### [Goal]
Where does the string "layer" appear? Copy every line of the entries below that holds it.

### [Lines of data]
━━━━

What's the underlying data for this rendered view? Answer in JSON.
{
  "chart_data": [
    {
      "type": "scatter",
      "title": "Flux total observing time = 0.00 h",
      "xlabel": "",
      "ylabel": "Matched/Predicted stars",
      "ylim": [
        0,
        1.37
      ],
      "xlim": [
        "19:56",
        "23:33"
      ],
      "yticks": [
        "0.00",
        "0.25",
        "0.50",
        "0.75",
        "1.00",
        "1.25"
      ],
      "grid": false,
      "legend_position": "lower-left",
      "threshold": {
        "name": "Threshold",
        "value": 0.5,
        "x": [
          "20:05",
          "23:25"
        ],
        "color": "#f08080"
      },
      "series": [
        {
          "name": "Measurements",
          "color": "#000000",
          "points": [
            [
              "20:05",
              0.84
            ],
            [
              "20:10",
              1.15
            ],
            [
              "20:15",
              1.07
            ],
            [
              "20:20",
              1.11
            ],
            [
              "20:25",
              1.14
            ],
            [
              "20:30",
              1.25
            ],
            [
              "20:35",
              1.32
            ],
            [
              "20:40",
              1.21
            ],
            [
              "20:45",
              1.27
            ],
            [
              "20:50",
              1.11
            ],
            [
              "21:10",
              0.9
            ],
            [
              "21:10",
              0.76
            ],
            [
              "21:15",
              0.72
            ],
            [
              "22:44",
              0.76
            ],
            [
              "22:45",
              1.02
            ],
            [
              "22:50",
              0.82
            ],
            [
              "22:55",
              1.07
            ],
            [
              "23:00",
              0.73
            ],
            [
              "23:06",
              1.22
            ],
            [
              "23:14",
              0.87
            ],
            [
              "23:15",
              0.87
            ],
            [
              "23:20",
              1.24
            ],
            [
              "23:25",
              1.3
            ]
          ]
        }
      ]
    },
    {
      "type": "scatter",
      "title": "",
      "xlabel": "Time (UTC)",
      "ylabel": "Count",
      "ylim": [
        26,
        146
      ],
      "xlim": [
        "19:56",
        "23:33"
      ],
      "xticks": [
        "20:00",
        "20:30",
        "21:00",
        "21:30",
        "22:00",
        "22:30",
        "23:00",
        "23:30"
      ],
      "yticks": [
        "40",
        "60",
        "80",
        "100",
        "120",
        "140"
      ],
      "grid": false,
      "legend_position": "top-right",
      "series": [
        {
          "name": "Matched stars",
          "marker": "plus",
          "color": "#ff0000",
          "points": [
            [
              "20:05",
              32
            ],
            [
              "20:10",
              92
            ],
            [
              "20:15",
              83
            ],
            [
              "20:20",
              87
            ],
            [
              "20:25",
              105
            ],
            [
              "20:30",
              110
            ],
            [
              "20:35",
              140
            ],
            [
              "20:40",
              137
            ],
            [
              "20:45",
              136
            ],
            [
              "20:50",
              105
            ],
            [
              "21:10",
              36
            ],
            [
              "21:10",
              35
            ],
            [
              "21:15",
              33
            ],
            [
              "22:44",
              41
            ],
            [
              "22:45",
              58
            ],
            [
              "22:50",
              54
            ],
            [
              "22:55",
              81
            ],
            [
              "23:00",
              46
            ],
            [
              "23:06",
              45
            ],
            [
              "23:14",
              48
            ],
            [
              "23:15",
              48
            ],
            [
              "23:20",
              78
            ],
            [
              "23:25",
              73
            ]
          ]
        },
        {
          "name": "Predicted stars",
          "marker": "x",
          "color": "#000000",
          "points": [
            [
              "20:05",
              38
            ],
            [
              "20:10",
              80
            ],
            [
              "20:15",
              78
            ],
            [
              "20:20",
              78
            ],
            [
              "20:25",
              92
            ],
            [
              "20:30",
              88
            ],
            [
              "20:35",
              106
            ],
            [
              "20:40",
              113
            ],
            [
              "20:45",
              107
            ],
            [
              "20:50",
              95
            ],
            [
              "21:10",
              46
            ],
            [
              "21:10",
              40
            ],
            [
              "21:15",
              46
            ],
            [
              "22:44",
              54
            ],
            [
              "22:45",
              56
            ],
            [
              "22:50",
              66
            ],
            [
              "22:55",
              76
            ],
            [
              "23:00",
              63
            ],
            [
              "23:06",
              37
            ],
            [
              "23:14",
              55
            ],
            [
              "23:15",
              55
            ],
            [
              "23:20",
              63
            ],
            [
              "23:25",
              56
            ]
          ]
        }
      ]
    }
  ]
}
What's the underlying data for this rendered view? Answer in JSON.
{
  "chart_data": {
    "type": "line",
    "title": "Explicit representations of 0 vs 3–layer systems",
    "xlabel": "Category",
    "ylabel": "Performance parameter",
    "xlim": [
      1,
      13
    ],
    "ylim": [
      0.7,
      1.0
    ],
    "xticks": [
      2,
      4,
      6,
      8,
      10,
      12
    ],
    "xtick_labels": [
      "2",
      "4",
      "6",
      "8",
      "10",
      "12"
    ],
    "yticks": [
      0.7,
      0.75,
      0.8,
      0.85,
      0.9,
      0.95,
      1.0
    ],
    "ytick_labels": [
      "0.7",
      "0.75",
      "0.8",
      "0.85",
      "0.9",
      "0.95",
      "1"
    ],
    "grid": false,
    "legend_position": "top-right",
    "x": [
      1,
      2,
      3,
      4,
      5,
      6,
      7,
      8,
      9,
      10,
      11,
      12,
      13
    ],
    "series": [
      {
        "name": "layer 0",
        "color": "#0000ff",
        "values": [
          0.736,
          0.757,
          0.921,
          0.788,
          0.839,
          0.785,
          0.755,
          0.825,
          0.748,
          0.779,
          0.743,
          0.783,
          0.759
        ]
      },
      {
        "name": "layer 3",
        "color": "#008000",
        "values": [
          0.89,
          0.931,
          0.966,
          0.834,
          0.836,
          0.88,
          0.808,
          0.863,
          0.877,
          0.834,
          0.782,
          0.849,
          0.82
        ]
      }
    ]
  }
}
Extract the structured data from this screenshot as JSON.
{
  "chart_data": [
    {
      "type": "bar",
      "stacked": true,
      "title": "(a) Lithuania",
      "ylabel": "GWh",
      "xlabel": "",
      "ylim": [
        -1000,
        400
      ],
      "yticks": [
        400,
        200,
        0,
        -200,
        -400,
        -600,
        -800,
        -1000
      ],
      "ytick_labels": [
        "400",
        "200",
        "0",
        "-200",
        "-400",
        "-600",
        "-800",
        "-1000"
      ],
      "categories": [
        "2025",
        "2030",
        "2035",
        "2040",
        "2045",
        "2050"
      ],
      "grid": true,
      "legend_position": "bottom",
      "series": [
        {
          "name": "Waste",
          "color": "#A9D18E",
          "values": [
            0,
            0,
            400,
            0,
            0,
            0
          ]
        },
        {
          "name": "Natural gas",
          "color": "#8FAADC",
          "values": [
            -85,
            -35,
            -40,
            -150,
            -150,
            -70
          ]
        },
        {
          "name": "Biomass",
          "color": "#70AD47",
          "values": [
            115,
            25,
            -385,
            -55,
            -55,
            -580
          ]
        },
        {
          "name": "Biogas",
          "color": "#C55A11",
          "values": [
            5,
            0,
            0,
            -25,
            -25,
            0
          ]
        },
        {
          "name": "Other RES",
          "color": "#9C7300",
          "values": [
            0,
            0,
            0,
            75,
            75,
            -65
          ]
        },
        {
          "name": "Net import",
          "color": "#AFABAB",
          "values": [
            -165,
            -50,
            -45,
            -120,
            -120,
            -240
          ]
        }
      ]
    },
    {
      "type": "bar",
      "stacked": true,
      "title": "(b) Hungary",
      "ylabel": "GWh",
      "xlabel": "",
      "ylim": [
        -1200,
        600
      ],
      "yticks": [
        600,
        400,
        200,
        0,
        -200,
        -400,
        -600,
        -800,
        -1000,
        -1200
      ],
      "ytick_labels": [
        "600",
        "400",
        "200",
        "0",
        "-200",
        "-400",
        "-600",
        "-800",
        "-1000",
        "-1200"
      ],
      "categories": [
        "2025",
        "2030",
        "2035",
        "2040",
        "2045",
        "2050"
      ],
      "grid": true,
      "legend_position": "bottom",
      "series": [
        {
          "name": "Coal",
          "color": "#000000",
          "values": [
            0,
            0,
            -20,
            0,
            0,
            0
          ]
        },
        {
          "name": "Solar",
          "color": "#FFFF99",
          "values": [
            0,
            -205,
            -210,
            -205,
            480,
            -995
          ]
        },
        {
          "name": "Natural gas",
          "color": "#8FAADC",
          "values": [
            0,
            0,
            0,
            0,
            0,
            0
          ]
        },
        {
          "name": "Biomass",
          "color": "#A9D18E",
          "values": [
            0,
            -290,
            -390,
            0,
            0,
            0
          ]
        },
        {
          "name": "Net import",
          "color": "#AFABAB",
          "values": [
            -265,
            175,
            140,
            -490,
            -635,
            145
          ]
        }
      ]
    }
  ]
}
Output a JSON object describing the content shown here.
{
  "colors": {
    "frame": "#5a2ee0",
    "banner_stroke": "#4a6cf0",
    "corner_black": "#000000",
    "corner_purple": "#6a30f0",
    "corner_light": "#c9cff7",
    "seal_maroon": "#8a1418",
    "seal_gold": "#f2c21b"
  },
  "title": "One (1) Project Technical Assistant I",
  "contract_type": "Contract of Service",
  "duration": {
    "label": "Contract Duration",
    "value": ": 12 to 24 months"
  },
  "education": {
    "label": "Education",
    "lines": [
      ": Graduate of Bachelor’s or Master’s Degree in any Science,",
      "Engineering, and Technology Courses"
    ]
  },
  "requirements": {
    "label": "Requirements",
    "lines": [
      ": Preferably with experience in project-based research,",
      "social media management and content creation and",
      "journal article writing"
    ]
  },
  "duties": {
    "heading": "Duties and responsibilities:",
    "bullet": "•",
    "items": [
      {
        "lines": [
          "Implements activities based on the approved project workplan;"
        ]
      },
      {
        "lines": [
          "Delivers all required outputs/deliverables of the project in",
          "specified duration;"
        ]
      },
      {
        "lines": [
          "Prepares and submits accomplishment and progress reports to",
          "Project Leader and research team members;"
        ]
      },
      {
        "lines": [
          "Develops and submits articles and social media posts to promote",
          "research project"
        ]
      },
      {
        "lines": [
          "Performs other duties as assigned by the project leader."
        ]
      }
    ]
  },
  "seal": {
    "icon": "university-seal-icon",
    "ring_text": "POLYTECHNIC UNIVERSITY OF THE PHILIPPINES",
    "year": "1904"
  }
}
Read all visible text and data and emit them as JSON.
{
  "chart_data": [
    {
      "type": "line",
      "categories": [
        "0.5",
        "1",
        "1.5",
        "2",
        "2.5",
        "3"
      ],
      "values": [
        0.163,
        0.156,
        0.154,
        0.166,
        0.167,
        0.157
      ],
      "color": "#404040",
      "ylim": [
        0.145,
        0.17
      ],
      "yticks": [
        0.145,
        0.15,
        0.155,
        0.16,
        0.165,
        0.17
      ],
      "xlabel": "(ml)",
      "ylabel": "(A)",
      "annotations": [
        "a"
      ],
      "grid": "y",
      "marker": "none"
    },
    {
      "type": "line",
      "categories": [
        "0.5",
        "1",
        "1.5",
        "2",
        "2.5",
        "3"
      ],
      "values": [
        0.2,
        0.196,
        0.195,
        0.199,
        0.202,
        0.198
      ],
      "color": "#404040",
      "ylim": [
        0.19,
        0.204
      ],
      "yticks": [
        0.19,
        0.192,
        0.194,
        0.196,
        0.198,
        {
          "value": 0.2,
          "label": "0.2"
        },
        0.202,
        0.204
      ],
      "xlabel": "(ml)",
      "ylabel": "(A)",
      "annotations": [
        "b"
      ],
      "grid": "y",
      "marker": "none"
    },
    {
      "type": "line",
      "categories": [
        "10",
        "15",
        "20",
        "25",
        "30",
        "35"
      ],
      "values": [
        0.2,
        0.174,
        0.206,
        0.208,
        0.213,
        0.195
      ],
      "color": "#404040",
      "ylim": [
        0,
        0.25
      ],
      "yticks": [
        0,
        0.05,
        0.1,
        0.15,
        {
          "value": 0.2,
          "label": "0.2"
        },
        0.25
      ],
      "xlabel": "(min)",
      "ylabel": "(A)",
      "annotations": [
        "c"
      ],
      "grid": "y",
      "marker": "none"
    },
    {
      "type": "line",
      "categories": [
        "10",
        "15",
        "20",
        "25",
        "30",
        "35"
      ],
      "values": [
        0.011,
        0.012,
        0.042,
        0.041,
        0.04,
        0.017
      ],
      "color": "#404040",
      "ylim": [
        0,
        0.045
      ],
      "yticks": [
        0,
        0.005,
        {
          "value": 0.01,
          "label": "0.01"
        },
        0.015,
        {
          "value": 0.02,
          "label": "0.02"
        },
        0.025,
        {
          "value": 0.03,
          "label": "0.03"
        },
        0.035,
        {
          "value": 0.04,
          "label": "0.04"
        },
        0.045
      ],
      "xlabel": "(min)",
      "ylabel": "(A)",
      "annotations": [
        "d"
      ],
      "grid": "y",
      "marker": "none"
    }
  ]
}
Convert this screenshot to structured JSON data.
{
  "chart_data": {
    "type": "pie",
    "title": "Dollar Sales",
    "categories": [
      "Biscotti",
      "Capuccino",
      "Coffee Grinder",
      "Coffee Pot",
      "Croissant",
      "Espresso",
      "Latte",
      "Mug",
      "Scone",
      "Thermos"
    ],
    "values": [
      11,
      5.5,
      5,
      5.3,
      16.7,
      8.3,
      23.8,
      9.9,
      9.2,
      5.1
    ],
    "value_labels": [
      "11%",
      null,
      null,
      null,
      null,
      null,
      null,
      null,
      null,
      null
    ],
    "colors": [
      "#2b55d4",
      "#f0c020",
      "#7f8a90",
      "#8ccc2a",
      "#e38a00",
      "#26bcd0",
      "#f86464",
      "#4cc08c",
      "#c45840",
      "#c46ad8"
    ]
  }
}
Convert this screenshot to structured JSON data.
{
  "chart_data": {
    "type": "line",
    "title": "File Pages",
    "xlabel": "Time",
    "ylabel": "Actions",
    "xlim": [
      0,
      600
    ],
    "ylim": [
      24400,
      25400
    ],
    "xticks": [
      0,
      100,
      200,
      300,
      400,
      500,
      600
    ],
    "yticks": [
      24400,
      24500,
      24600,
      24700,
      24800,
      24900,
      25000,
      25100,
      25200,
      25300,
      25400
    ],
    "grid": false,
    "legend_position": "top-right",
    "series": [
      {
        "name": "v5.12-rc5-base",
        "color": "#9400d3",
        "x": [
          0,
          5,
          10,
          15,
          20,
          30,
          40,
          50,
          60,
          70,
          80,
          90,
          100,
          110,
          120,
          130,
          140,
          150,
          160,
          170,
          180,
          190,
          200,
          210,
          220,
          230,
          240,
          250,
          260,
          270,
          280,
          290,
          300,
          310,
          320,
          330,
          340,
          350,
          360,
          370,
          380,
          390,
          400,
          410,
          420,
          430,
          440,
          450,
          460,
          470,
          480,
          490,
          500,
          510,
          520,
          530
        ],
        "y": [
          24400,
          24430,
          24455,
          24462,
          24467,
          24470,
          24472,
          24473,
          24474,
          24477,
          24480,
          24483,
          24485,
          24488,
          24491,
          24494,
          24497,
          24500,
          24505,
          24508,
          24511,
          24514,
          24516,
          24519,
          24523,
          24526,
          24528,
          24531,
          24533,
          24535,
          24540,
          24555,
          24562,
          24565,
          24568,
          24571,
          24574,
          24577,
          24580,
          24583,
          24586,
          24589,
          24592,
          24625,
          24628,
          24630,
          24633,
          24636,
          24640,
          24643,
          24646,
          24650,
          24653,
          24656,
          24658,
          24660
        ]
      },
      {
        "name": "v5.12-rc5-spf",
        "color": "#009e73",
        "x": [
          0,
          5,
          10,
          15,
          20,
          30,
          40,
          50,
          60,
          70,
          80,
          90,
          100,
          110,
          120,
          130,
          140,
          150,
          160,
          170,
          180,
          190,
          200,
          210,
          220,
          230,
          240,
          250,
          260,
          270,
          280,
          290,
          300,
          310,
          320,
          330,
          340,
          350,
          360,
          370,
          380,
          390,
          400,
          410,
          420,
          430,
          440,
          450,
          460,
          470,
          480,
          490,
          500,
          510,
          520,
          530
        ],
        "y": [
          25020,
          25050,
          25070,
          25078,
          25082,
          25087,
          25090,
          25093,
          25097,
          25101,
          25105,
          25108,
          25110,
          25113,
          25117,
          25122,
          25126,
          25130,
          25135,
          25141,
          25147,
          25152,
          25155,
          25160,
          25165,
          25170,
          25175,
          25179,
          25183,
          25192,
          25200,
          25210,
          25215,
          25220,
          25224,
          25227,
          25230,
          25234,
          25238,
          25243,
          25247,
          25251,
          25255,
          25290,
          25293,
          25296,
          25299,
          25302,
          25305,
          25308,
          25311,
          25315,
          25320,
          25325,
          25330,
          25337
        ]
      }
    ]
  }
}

━━━━

### [The answer]
    "title": "Explicit representations of 0 vs 3–layer systems",
        "name": "layer 0",
        "name": "layer 3",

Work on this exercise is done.